▶ Work to complete:
In the article on employee offboarding, what should be done to the user's password before the account is disabled?

---------- Source document

How Poor Employee Offboarding Creates Security Risks
Departures are the single most common source of unmanaged access and licensing leakage in SMBs. A practical look at what a real offboarding runbook covers.
Offboarding is the part of IT that most SMBs treat as administrative housekeeping. Someone leaves, HR sends a note, the office manager disables the email account a few days later, and life moves on. From a security and operations perspective this is one of the highest-risk processes in the business, and it is almost always under-engineered.
We routinely audit tenants where ex-employees still have active Microsoft 365 licenses 12 months after departure, where personal devices still sync corporate OneDrive, and where shared SaaS logins have not been rotated since the person who knew the password left. Every one of those is a slow-burning security risk - and a quiet drain on licensing spend.
What unmanaged offboarding actually looks like
In most SMBs without a documented runbook, offboarding consists of three steps: disable the email account, change the Wi-Fi password if leadership feels nervous, and move the laptop to the storage closet. Everything else - SaaS apps, shared mailboxes, personal device sync, license assignments, document ownership, Teams membership, vendor portals - is left in whatever state it was on the person's last day.
The compounding effect is severe. After a year or two of departures, a 60-person company can easily have 200 active accounts across its SaaS estate, 15 to 20 of which belong to people who no longer work there. Each is a potential credential-stuffing target, an audit finding, and a line on the monthly invoice.
The real risk: persistent access after departure
An ex-employee who left on good terms is rarely the threat. The threat is the credentials they used - reused on personal accounts, captured in a third-party breach, or sitting in a password manager on a personal device that gets sold on a marketplace two years later. If those credentials still work against your Microsoft 365 tenant or your CRM, the attacker does not need to be sophisticated.
The other threat is the departure that does not go cleanly. A frustrated employee with two weeks of notice, full SharePoint access and an unmonitored OneDrive can quietly exfiltrate the customer list. We have investigated several of these. The technical trace is always there in audit logs - if mailbox auditing was enabled, if DLP was watching, if anyone was reviewing the alerts.
What a real offboarding runbook covers
- Disable the user account in Entra ID within minutes of the agreed cutoff time - not the next day
- Revoke active sessions and refresh tokens (sign the user out of every session everywhere)
- Reset the password to a long random string before disabling, in case any service still authenticates as the user
- Convert the mailbox to shared and assign ownership to the manager - then remove the M365 license
- Transfer OneDrive contents to the manager or a defined inheritor before account deletion
- Remove the user from all Teams, SharePoint sites, distribution groups and security groups
- Wipe corporate data from personal devices via Intune mobile application management
- Retrieve and re-image the corporate laptop; document serial number, condition and disposition
- Rotate shared credentials in the password manager - and audit which shared logins the user could see
- Remove the user from every SaaS app: CRM, accounting, file sharing, project management, dev tools, vendor portals
- Disable physical access: door codes, alarm codes, building access cards, parking passes
- Log the offboarding in the ticket system with a checklist and a timestamped sign-off
Why this fails in most SMBs
The runbook above is not complicated. It fails because it is owned by no one. HR thinks IT is handling it, IT thinks the office manager is handling it, and the SaaS apps that finance, marketing and sales each spun up independently are not on any inventory. By the time someone notices, the institutional memory of what the departed person had access to is gone.

--------------------
---------- Listed entries

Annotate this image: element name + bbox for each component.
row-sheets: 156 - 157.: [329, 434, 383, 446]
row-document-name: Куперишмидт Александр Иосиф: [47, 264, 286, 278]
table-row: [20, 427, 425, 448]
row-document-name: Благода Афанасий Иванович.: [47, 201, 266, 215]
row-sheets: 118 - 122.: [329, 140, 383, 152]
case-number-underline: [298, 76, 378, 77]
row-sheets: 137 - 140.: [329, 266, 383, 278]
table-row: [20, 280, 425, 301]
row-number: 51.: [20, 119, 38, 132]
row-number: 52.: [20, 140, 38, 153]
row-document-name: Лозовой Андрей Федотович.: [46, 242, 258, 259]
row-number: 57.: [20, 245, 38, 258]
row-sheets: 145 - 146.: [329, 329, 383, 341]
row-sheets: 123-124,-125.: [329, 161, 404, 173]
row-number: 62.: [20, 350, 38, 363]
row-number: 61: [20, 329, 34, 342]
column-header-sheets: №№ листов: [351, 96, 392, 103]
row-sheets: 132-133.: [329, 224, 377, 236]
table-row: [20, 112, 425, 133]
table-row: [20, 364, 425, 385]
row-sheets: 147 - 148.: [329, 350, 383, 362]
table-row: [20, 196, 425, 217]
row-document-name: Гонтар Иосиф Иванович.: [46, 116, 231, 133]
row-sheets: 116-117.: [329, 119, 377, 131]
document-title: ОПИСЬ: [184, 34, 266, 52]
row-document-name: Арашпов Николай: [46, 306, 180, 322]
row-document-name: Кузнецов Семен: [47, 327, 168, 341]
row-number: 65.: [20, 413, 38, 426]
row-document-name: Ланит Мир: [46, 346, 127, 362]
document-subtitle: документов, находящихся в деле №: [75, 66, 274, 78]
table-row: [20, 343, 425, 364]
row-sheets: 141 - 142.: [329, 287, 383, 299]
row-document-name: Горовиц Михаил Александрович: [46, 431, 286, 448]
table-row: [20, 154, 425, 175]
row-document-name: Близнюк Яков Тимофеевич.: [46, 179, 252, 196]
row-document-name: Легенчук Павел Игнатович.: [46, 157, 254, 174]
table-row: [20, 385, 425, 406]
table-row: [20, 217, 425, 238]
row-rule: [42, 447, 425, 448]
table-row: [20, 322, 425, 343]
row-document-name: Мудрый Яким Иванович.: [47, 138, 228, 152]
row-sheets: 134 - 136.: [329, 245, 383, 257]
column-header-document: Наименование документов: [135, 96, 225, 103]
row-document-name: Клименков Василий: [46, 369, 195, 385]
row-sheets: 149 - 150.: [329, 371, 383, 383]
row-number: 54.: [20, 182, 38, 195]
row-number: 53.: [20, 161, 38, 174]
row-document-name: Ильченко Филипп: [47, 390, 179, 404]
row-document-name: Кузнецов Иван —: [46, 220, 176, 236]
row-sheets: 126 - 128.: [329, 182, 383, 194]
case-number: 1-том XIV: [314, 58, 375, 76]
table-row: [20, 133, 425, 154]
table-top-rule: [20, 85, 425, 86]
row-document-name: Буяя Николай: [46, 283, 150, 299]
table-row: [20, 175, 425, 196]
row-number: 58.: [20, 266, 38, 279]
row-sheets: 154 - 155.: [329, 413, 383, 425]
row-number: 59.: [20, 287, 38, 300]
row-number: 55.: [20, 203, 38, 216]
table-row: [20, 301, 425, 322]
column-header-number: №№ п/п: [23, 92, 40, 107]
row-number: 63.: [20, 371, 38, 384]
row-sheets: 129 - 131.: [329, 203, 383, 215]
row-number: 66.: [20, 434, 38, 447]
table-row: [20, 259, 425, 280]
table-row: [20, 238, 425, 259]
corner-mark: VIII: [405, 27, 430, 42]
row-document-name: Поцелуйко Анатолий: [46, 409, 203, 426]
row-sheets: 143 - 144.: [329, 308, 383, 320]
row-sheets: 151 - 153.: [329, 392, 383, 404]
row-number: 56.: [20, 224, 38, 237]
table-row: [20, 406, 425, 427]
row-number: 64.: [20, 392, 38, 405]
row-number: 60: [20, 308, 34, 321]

--------------------

▶ Solution:
Reset it to a long random string.